:: Information provided ::

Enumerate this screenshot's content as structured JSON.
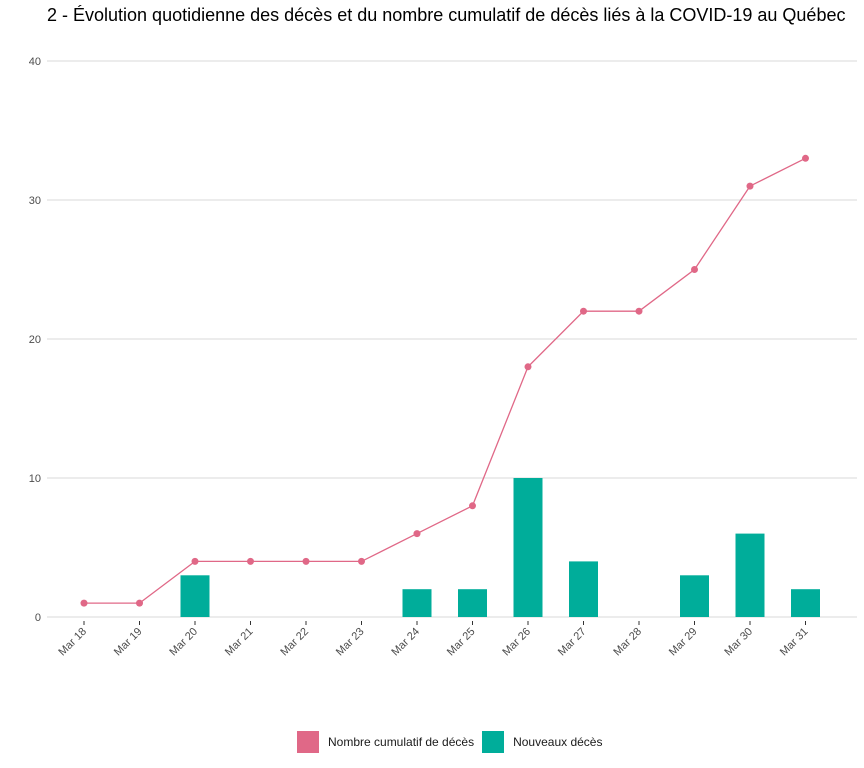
{
  "chart_data": {
    "type": "bar",
    "title": "2 - Évolution quotidienne des décès et du nombre cumulatif de décès liés à la COVID-19 au Québec",
    "xlabel": "",
    "ylabel": "",
    "categories": [
      "Mar 18",
      "Mar 19",
      "Mar 20",
      "Mar 21",
      "Mar 22",
      "Mar 23",
      "Mar 24",
      "Mar 25",
      "Mar 26",
      "Mar 27",
      "Mar 28",
      "Mar 29",
      "Mar 30",
      "Mar 31"
    ],
    "ylim": [
      0,
      40
    ],
    "yticks": [
      0,
      10,
      20,
      30,
      40
    ],
    "grid": true,
    "legend_position": "bottom",
    "series": [
      {
        "name": "Nombre cumulatif de décès",
        "type": "line",
        "color": "#e06887",
        "values": [
          1,
          1,
          4,
          4,
          4,
          4,
          6,
          8,
          18,
          22,
          22,
          25,
          31,
          33
        ]
      },
      {
        "name": "Nouveaux décès",
        "type": "bar",
        "color": "#00ad9a",
        "values": [
          0,
          0,
          3,
          0,
          0,
          0,
          2,
          2,
          10,
          4,
          0,
          3,
          6,
          2
        ]
      }
    ]
  }
}
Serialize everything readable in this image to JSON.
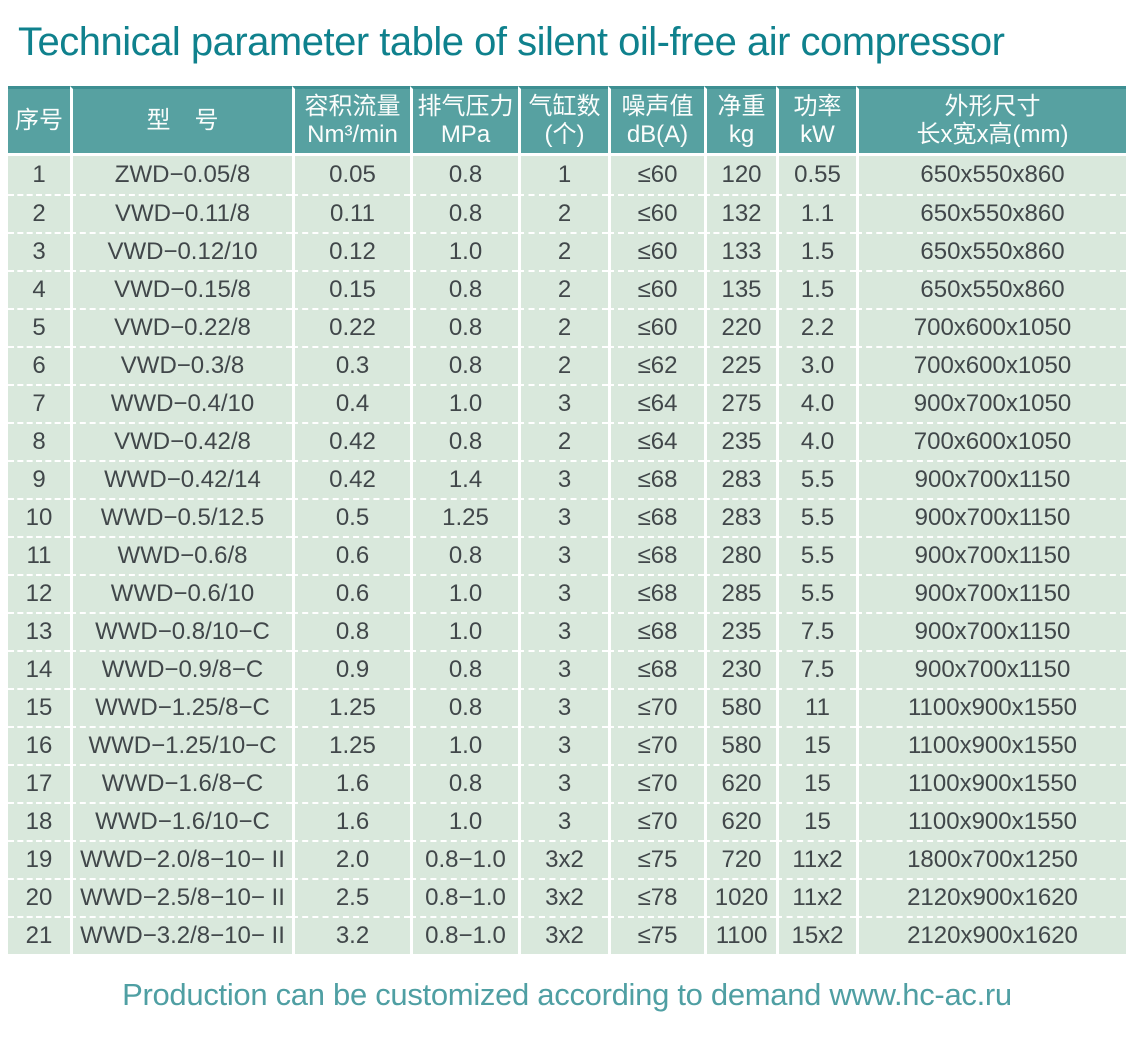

:: What is asked ::
What is needed is an exact reproduction of the data, pictures excluded.

:: Task solution ::
Enumerate this screenshot's content as structured JSON.
{
  "chart_data": {
    "type": "bar",
    "title": "2 - Évolution quotidienne des décès et du nombre cumulatif de décès liés à la COVID-19 au Québec",
    "xlabel": "",
    "ylabel": "",
    "categories": [
      "Mar 18",
      "Mar 19",
      "Mar 20",
      "Mar 21",
      "Mar 22",
      "Mar 23",
      "Mar 24",
      "Mar 25",
      "Mar 26",
      "Mar 27",
      "Mar 28",
      "Mar 29",
      "Mar 30",
      "Mar 31"
    ],
    "ylim": [
      0,
      40
    ],
    "yticks": [
      0,
      10,
      20,
      30,
      40
    ],
    "grid": true,
    "legend_position": "bottom",
    "series": [
      {
        "name": "Nombre cumulatif de décès",
        "type": "line",
        "color": "#e06887",
        "values": [
          1,
          1,
          4,
          4,
          4,
          4,
          6,
          8,
          18,
          22,
          22,
          25,
          31,
          33
        ]
      },
      {
        "name": "Nouveaux décès",
        "type": "bar",
        "color": "#00ad9a",
        "values": [
          0,
          0,
          3,
          0,
          0,
          0,
          2,
          2,
          10,
          4,
          0,
          3,
          6,
          2
        ]
      }
    ]
  }
}
Serialize everything readable in this image to JSON.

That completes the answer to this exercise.